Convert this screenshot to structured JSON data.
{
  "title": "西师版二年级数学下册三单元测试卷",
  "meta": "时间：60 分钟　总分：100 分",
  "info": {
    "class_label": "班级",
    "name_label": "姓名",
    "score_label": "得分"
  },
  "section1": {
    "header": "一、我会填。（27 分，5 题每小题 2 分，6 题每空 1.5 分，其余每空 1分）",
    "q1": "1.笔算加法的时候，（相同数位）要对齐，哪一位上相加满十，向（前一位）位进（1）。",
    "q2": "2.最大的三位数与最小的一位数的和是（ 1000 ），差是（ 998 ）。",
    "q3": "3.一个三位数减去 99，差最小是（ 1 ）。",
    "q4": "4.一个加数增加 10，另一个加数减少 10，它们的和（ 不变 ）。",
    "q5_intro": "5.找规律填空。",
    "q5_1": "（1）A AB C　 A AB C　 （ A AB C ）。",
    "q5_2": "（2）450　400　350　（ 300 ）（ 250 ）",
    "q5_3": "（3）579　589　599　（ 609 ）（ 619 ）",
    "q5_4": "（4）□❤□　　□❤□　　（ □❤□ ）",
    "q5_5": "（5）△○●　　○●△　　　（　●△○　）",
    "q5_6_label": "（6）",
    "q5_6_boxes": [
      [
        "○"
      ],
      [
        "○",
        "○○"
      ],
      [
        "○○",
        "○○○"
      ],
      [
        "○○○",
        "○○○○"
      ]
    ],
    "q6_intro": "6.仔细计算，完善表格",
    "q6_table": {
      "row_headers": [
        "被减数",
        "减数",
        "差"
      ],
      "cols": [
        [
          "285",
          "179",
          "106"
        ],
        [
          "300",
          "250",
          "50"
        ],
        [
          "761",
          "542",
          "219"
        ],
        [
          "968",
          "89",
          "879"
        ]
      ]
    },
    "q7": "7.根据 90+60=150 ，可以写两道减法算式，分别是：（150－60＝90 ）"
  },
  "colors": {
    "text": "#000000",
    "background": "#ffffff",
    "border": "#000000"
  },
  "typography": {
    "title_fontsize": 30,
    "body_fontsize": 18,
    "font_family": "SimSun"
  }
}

▶ What this task involves: Using the listing above, retype each line exactly.

▶ Complete answer:
Convert this screenshot to structured JSON data.
{
  "title": "西师版二年级数学下册三单元测试卷",
  "meta": "时间：60 分钟　总分：100 分",
  "info": {
    "class_label": "班级",
    "name_label": "姓名",
    "score_label": "得分"
  },
  "section1": {
    "header": "一、我会填。（27 分，5 题每小题 2 分，6 题每空 1.5 分，其余每空 1分）",
    "q1": "1.笔算加法的时候，（相同数位）要对齐，哪一位上相加满十，向（前一位）位进（1）。",
    "q2": "2.最大的三位数与最小的一位数的和是（ 1000 ），差是（ 998 ）。",
    "q3": "3.一个三位数减去 99，差最小是（ 1 ）。",
    "q4": "4.一个加数增加 10，另一个加数减少 10，它们的和（ 不变 ）。",
    "q5_intro": "5.找规律填空。",
    "q5_1": "（1）A AB C　 A AB C　 （ A AB C ）。",
    "q5_2": "（2）450　400　350　（ 300 ）（ 250 ）",
    "q5_3": "（3）579　589　599　（ 609 ）（ 619 ）",
    "q5_4": "（4）□❤□　　□❤□　　（ □❤□ ）",
    "q5_5": "（5）△○●　　○●△　　　（　●△○　）",
    "q5_6_label": "（6）",
    "q5_6_boxes": [
      [
        "○"
      ],
      [
        "○",
        "○○"
      ],
      [
        "○○",
        "○○○"
      ],
      [
        "○○○",
        "○○○○"
      ]
    ],
    "q6_intro": "6.仔细计算，完善表格",
    "q6_table": {
      "row_headers": [
        "被减数",
        "减数",
        "差"
      ],
      "cols": [
        [
          "285",
          "179",
          "106"
        ],
        [
          "300",
          "250",
          "50"
        ],
        [
          "761",
          "542",
          "219"
        ],
        [
          "968",
          "89",
          "879"
        ]
      ]
    },
    "q7": "7.根据 90+60=150 ，可以写两道减法算式，分别是：（150－60＝90 ）"
  },
  "colors": {
    "text": "#000000",
    "background": "#ffffff",
    "border": "#000000"
  },
  "typography": {
    "title_fontsize": 30,
    "body_fontsize": 18,
    "font_family": "SimSun"
  }
}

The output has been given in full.